● Do this
Omit every picture and return the rest of the data unaltered.
· · · ·
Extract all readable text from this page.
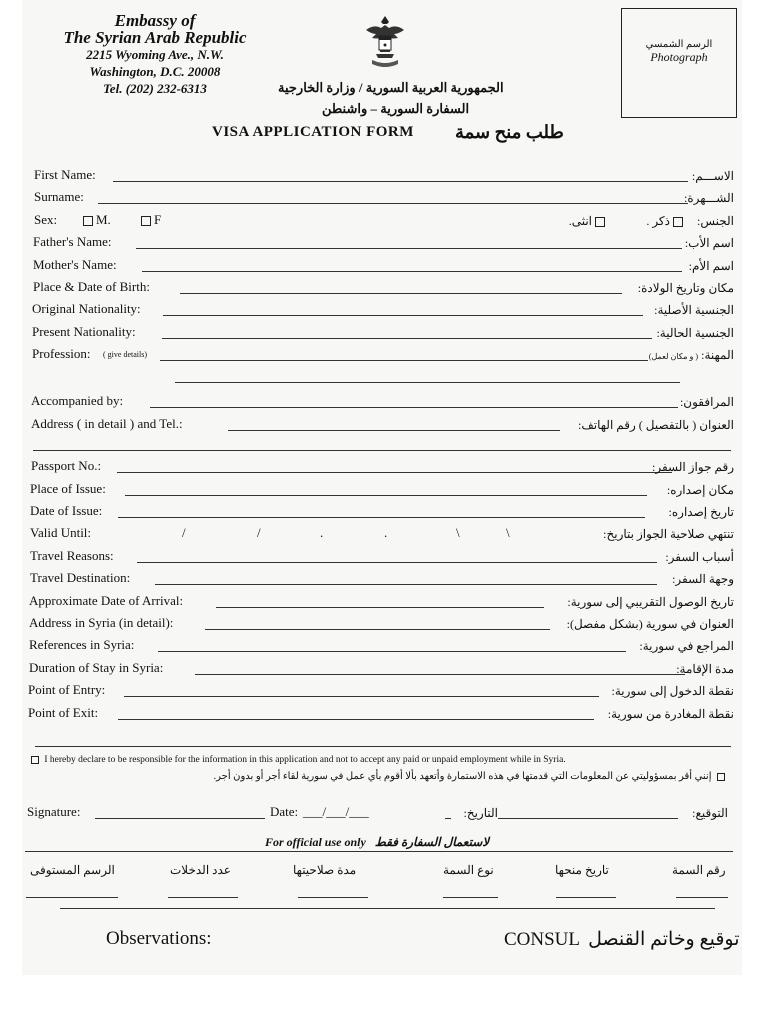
Embassy of
The Syrian Arab Republic
2215 Wyoming Ave., N.W.
Washington, D.C. 20008
Tel. (202) 232-6313
الرسم الشمسي
Photograph
الجمهورية العربية السورية / وزارة الخارجية
السفارة السورية – واشنطن
VISA APPLICATION FORM طلب منح سمة
First Name:	الاســـم:
Surname:	الشـــهرة:
Sex:	M.	F	الجنس:
ذكر .
انثى.
Father's Name:	اسم الأب:
Mother's Name:	اسم الأم:
Place & Date of Birth:	مكان وتاريخ الولادة:
Original Nationality:	الجنسية الأصلية:
Present Nationality:	الجنسية الحالية:
Profession: ( give details)	( و مكان لعمل) المهنة:
Accompanied by:	المرافقون:
Address ( in detail ) and Tel.:	العنوان ( بالتفصيل ) رقم الهاتف:
Passport No.:	رقم جواز السفر:
Place of Issue:	مكان إصداره:
Date of Issue:	تاريخ إصداره:
Valid Until:	/	/	.	.	\	\	تنتهي صلاحية الجواز بتاريخ:
Travel Reasons:	أسباب السفر:
Travel Destination:	وجهة السفر:
Approximate Date of Arrival:	تاريخ الوصول التقريبي إلى سورية:
Address in Syria (in detail):	العنوان في سورية (بشكل مفصل):
References in Syria:	المراجع في سورية:
Duration of Stay in Syria:	مدة الإقامة:
Point of Entry:	نقطة الدخول إلى سورية:
Point of Exit:	نقطة المغادرة من سورية:
I hereby declare to be responsible for the information in this application and not to accept any paid or unpaid employment while in Syria.
إنني أقر بمسؤوليتي عن المعلومات التي قدمتها في هذه الاستمارة وأتعهد بألا أقوم بأي عمل في سورية لقاء أجر أو بدون أجر.
Signature:	Date: ___/___/___	التاريخ:	التوقيع:
For official use only لاستعمال السفارة فقط
رقم السمة
تاريخ منحها
نوع السمة
مدة صلاحيتها
عدد الدخلات
الرسم المستوفى
Observations:	CONSUL توقيع وخاتم القنصل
· · · ·
● Exercise answer
Extract all readable text from this page.
Embassy of
The Syrian Arab Republic
2215 Wyoming Ave., N.W.
Washington, D.C. 20008
Tel. (202) 232-6313
الرسم الشمسي
Photograph
الجمهورية العربية السورية / وزارة الخارجية
السفارة السورية – واشنطن
VISA APPLICATION FORM طلب منح سمة
First Name:	الاســـم:
Surname:	الشـــهرة:
Sex:	M.	F	الجنس:
ذكر .
انثى.
Father's Name:	اسم الأب:
Mother's Name:	اسم الأم:
Place & Date of Birth:	مكان وتاريخ الولادة:
Original Nationality:	الجنسية الأصلية:
Present Nationality:	الجنسية الحالية:
Profession: ( give details)	( و مكان لعمل) المهنة:
Accompanied by:	المرافقون:
Address ( in detail ) and Tel.:	العنوان ( بالتفصيل ) رقم الهاتف:
Passport No.:	رقم جواز السفر:
Place of Issue:	مكان إصداره:
Date of Issue:	تاريخ إصداره:
Valid Until:	/	/	.	.	\	\	تنتهي صلاحية الجواز بتاريخ:
Travel Reasons:	أسباب السفر:
Travel Destination:	وجهة السفر:
Approximate Date of Arrival:	تاريخ الوصول التقريبي إلى سورية:
Address in Syria (in detail):	العنوان في سورية (بشكل مفصل):
References in Syria:	المراجع في سورية:
Duration of Stay in Syria:	مدة الإقامة:
Point of Entry:	نقطة الدخول إلى سورية:
Point of Exit:	نقطة المغادرة من سورية:
I hereby declare to be responsible for the information in this application and not to accept any paid or unpaid employment while in Syria.
إنني أقر بمسؤوليتي عن المعلومات التي قدمتها في هذه الاستمارة وأتعهد بألا أقوم بأي عمل في سورية لقاء أجر أو بدون أجر.
Signature:	Date: ___/___/___	التاريخ:	التوقيع:
For official use only لاستعمال السفارة فقط
رقم السمة
تاريخ منحها
نوع السمة
مدة صلاحيتها
عدد الدخلات
الرسم المستوفى
Observations:	CONSUL توقيع وخاتم القنصل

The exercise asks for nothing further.